→ Written task
Copy out each line featuring the string "Прикрепить" from the entries beneath.

→ Data items
(begin)

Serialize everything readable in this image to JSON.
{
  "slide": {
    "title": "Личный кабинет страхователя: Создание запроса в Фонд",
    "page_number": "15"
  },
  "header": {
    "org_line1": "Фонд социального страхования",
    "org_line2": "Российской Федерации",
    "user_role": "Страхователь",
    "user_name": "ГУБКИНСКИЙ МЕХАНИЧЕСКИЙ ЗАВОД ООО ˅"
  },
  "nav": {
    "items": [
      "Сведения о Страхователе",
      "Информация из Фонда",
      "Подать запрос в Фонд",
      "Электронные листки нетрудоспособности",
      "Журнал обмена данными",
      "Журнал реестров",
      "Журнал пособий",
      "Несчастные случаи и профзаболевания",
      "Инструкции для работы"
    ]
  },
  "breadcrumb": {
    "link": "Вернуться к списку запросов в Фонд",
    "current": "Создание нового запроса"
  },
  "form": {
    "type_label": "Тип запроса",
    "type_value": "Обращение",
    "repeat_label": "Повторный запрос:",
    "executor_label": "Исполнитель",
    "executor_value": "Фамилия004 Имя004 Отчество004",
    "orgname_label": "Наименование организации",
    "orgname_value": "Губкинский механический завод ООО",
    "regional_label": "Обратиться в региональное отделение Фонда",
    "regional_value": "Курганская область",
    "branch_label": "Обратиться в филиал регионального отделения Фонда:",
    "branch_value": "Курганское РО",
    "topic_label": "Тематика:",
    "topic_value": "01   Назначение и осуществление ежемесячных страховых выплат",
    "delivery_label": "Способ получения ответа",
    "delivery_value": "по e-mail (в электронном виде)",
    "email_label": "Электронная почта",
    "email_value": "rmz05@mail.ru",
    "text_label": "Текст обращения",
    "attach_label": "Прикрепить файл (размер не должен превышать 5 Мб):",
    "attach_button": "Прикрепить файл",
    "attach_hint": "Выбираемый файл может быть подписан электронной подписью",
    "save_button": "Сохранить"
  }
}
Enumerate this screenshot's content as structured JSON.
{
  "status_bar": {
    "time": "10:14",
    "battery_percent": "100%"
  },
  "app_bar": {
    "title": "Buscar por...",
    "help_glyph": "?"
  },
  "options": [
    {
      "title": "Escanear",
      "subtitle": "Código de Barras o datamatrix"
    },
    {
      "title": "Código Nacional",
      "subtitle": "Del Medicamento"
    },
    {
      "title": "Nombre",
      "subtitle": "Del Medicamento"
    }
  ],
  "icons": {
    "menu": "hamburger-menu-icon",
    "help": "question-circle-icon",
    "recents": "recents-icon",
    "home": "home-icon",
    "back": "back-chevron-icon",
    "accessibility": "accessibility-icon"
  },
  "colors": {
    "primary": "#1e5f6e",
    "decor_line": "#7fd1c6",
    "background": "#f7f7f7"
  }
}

(end)

→ Output for this task
    "attach_label": "Прикрепить файл (размер не должен превышать 5 Мб):",
    "attach_button": "Прикрепить файл",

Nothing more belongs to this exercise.